» **To do**
Write out the records beneath this line exactly as they appear, minus any images.

(Dataset records)
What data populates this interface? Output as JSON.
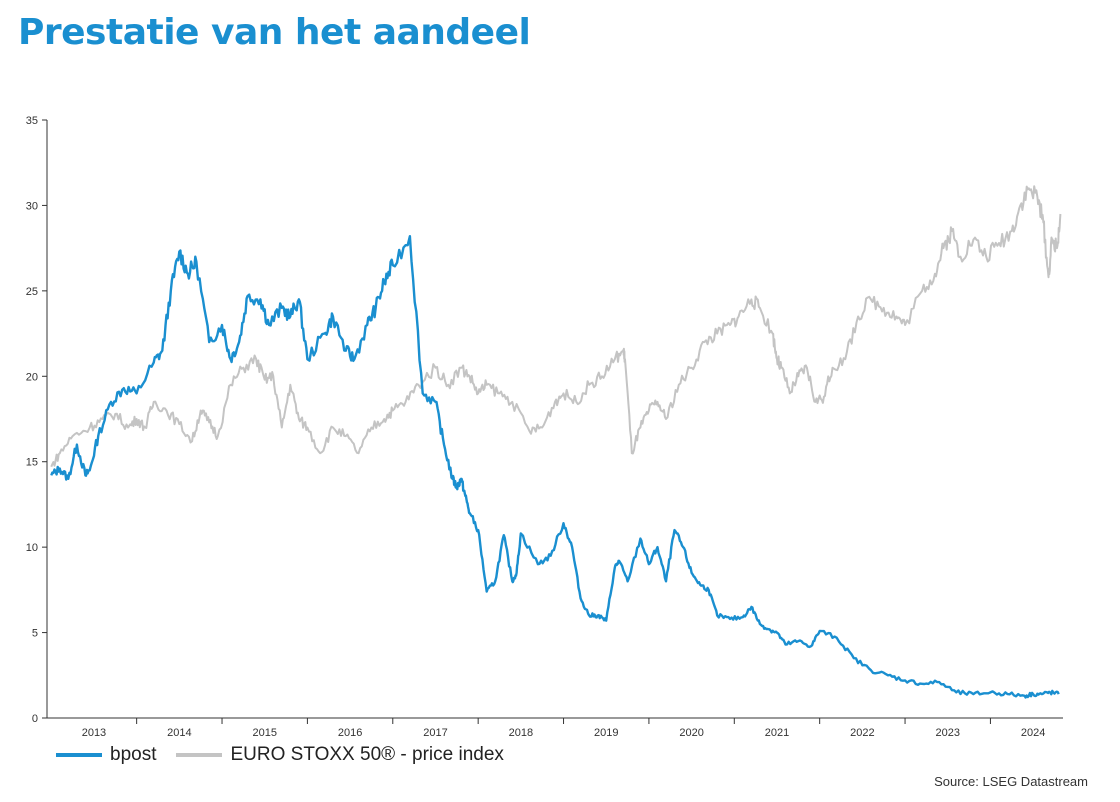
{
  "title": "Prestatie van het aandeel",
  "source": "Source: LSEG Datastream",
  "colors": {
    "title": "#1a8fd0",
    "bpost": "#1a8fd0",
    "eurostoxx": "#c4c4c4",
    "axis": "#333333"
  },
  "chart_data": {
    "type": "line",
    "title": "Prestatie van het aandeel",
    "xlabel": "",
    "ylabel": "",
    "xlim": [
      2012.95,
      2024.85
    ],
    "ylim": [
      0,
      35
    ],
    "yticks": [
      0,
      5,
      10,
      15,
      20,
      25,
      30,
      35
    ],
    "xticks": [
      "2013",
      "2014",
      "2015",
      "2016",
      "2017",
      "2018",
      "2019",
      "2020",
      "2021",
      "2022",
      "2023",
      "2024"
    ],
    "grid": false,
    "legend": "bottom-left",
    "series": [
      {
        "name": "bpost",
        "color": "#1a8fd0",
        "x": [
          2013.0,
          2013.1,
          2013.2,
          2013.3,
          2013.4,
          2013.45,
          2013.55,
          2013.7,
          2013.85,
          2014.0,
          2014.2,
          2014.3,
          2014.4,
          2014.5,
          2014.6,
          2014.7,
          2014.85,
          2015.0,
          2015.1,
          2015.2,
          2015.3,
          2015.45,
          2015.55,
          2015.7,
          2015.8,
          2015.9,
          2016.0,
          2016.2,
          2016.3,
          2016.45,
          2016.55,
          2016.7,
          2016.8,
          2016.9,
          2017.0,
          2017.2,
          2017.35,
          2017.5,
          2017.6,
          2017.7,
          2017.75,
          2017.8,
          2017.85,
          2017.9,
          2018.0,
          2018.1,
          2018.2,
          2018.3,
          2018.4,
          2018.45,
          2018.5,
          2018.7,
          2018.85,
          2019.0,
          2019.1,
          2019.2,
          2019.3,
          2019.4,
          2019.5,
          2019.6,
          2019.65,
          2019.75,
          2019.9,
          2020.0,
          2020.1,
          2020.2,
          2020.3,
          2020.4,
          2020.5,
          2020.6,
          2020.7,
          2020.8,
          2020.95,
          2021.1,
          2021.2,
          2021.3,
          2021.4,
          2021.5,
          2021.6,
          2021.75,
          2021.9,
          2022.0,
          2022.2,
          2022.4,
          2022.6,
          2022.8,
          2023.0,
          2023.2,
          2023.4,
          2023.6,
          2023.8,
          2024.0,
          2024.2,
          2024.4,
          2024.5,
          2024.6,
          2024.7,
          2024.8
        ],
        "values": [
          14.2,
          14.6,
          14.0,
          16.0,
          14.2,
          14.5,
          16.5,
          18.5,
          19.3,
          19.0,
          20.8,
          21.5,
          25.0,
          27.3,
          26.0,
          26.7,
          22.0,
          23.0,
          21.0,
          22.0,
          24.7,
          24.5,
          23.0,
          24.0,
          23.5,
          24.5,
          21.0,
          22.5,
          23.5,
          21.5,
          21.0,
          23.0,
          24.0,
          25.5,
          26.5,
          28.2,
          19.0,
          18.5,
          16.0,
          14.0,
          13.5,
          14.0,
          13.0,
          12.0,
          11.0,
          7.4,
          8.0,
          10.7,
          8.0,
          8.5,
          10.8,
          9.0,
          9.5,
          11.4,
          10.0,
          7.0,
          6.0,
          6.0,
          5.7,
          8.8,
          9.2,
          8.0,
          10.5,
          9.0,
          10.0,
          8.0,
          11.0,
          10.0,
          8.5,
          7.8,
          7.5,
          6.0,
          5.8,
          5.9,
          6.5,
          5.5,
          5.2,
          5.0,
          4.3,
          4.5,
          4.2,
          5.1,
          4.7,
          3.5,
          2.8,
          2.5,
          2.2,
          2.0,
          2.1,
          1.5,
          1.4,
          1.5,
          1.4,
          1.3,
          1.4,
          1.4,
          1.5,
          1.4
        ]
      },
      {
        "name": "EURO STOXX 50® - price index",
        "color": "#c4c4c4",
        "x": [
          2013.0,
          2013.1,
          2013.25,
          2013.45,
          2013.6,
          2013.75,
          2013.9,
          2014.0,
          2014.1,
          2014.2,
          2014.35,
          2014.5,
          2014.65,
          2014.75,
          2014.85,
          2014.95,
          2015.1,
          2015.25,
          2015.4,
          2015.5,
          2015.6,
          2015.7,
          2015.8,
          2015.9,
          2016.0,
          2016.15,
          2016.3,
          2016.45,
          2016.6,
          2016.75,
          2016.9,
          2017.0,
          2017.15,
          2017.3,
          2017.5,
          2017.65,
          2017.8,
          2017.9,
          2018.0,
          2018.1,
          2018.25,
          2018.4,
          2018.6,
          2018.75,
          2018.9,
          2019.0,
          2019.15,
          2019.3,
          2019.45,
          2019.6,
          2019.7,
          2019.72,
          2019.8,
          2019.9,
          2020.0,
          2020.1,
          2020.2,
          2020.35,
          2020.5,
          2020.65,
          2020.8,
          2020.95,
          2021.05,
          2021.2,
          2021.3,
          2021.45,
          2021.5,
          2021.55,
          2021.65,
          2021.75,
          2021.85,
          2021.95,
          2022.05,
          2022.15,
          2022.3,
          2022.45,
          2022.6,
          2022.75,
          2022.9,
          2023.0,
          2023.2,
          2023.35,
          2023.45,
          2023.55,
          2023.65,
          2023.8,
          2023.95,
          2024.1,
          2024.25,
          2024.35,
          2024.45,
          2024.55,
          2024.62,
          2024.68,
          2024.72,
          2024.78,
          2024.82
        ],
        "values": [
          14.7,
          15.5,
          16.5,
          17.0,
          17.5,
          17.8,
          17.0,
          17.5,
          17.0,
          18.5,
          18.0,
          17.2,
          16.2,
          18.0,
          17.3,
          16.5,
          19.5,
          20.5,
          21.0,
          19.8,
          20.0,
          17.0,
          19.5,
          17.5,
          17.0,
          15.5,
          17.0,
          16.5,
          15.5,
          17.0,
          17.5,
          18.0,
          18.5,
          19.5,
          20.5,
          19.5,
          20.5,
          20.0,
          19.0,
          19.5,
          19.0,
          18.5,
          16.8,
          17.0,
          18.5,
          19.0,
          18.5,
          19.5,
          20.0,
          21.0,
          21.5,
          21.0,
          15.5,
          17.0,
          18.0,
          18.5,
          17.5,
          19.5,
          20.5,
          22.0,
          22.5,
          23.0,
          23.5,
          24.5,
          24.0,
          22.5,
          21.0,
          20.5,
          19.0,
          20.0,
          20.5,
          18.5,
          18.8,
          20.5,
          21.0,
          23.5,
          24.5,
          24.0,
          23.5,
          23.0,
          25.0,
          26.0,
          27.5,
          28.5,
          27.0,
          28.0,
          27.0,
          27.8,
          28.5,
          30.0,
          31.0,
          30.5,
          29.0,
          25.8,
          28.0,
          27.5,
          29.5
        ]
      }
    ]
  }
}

» **Solution for this problem**
What data populates this interface? Output as JSON.
{
  "title": "Prestatie van het aandeel",
  "source": "Source: LSEG Datastream",
  "colors": {
    "title": "#1a8fd0",
    "bpost": "#1a8fd0",
    "eurostoxx": "#c4c4c4",
    "axis": "#333333"
  },
  "chart_data": {
    "type": "line",
    "title": "Prestatie van het aandeel",
    "xlabel": "",
    "ylabel": "",
    "xlim": [
      2012.95,
      2024.85
    ],
    "ylim": [
      0,
      35
    ],
    "yticks": [
      0,
      5,
      10,
      15,
      20,
      25,
      30,
      35
    ],
    "xticks": [
      "2013",
      "2014",
      "2015",
      "2016",
      "2017",
      "2018",
      "2019",
      "2020",
      "2021",
      "2022",
      "2023",
      "2024"
    ],
    "grid": false,
    "legend": "bottom-left",
    "series": [
      {
        "name": "bpost",
        "color": "#1a8fd0",
        "x": [
          2013.0,
          2013.1,
          2013.2,
          2013.3,
          2013.4,
          2013.45,
          2013.55,
          2013.7,
          2013.85,
          2014.0,
          2014.2,
          2014.3,
          2014.4,
          2014.5,
          2014.6,
          2014.7,
          2014.85,
          2015.0,
          2015.1,
          2015.2,
          2015.3,
          2015.45,
          2015.55,
          2015.7,
          2015.8,
          2015.9,
          2016.0,
          2016.2,
          2016.3,
          2016.45,
          2016.55,
          2016.7,
          2016.8,
          2016.9,
          2017.0,
          2017.2,
          2017.35,
          2017.5,
          2017.6,
          2017.7,
          2017.75,
          2017.8,
          2017.85,
          2017.9,
          2018.0,
          2018.1,
          2018.2,
          2018.3,
          2018.4,
          2018.45,
          2018.5,
          2018.7,
          2018.85,
          2019.0,
          2019.1,
          2019.2,
          2019.3,
          2019.4,
          2019.5,
          2019.6,
          2019.65,
          2019.75,
          2019.9,
          2020.0,
          2020.1,
          2020.2,
          2020.3,
          2020.4,
          2020.5,
          2020.6,
          2020.7,
          2020.8,
          2020.95,
          2021.1,
          2021.2,
          2021.3,
          2021.4,
          2021.5,
          2021.6,
          2021.75,
          2021.9,
          2022.0,
          2022.2,
          2022.4,
          2022.6,
          2022.8,
          2023.0,
          2023.2,
          2023.4,
          2023.6,
          2023.8,
          2024.0,
          2024.2,
          2024.4,
          2024.5,
          2024.6,
          2024.7,
          2024.8
        ],
        "values": [
          14.2,
          14.6,
          14.0,
          16.0,
          14.2,
          14.5,
          16.5,
          18.5,
          19.3,
          19.0,
          20.8,
          21.5,
          25.0,
          27.3,
          26.0,
          26.7,
          22.0,
          23.0,
          21.0,
          22.0,
          24.7,
          24.5,
          23.0,
          24.0,
          23.5,
          24.5,
          21.0,
          22.5,
          23.5,
          21.5,
          21.0,
          23.0,
          24.0,
          25.5,
          26.5,
          28.2,
          19.0,
          18.5,
          16.0,
          14.0,
          13.5,
          14.0,
          13.0,
          12.0,
          11.0,
          7.4,
          8.0,
          10.7,
          8.0,
          8.5,
          10.8,
          9.0,
          9.5,
          11.4,
          10.0,
          7.0,
          6.0,
          6.0,
          5.7,
          8.8,
          9.2,
          8.0,
          10.5,
          9.0,
          10.0,
          8.0,
          11.0,
          10.0,
          8.5,
          7.8,
          7.5,
          6.0,
          5.8,
          5.9,
          6.5,
          5.5,
          5.2,
          5.0,
          4.3,
          4.5,
          4.2,
          5.1,
          4.7,
          3.5,
          2.8,
          2.5,
          2.2,
          2.0,
          2.1,
          1.5,
          1.4,
          1.5,
          1.4,
          1.3,
          1.4,
          1.4,
          1.5,
          1.4
        ]
      },
      {
        "name": "EURO STOXX 50® - price index",
        "color": "#c4c4c4",
        "x": [
          2013.0,
          2013.1,
          2013.25,
          2013.45,
          2013.6,
          2013.75,
          2013.9,
          2014.0,
          2014.1,
          2014.2,
          2014.35,
          2014.5,
          2014.65,
          2014.75,
          2014.85,
          2014.95,
          2015.1,
          2015.25,
          2015.4,
          2015.5,
          2015.6,
          2015.7,
          2015.8,
          2015.9,
          2016.0,
          2016.15,
          2016.3,
          2016.45,
          2016.6,
          2016.75,
          2016.9,
          2017.0,
          2017.15,
          2017.3,
          2017.5,
          2017.65,
          2017.8,
          2017.9,
          2018.0,
          2018.1,
          2018.25,
          2018.4,
          2018.6,
          2018.75,
          2018.9,
          2019.0,
          2019.15,
          2019.3,
          2019.45,
          2019.6,
          2019.7,
          2019.72,
          2019.8,
          2019.9,
          2020.0,
          2020.1,
          2020.2,
          2020.35,
          2020.5,
          2020.65,
          2020.8,
          2020.95,
          2021.05,
          2021.2,
          2021.3,
          2021.45,
          2021.5,
          2021.55,
          2021.65,
          2021.75,
          2021.85,
          2021.95,
          2022.05,
          2022.15,
          2022.3,
          2022.45,
          2022.6,
          2022.75,
          2022.9,
          2023.0,
          2023.2,
          2023.35,
          2023.45,
          2023.55,
          2023.65,
          2023.8,
          2023.95,
          2024.1,
          2024.25,
          2024.35,
          2024.45,
          2024.55,
          2024.62,
          2024.68,
          2024.72,
          2024.78,
          2024.82
        ],
        "values": [
          14.7,
          15.5,
          16.5,
          17.0,
          17.5,
          17.8,
          17.0,
          17.5,
          17.0,
          18.5,
          18.0,
          17.2,
          16.2,
          18.0,
          17.3,
          16.5,
          19.5,
          20.5,
          21.0,
          19.8,
          20.0,
          17.0,
          19.5,
          17.5,
          17.0,
          15.5,
          17.0,
          16.5,
          15.5,
          17.0,
          17.5,
          18.0,
          18.5,
          19.5,
          20.5,
          19.5,
          20.5,
          20.0,
          19.0,
          19.5,
          19.0,
          18.5,
          16.8,
          17.0,
          18.5,
          19.0,
          18.5,
          19.5,
          20.0,
          21.0,
          21.5,
          21.0,
          15.5,
          17.0,
          18.0,
          18.5,
          17.5,
          19.5,
          20.5,
          22.0,
          22.5,
          23.0,
          23.5,
          24.5,
          24.0,
          22.5,
          21.0,
          20.5,
          19.0,
          20.0,
          20.5,
          18.5,
          18.8,
          20.5,
          21.0,
          23.5,
          24.5,
          24.0,
          23.5,
          23.0,
          25.0,
          26.0,
          27.5,
          28.5,
          27.0,
          28.0,
          27.0,
          27.8,
          28.5,
          30.0,
          31.0,
          30.5,
          29.0,
          25.8,
          28.0,
          27.5,
          29.5
        ]
      }
    ]
  }
}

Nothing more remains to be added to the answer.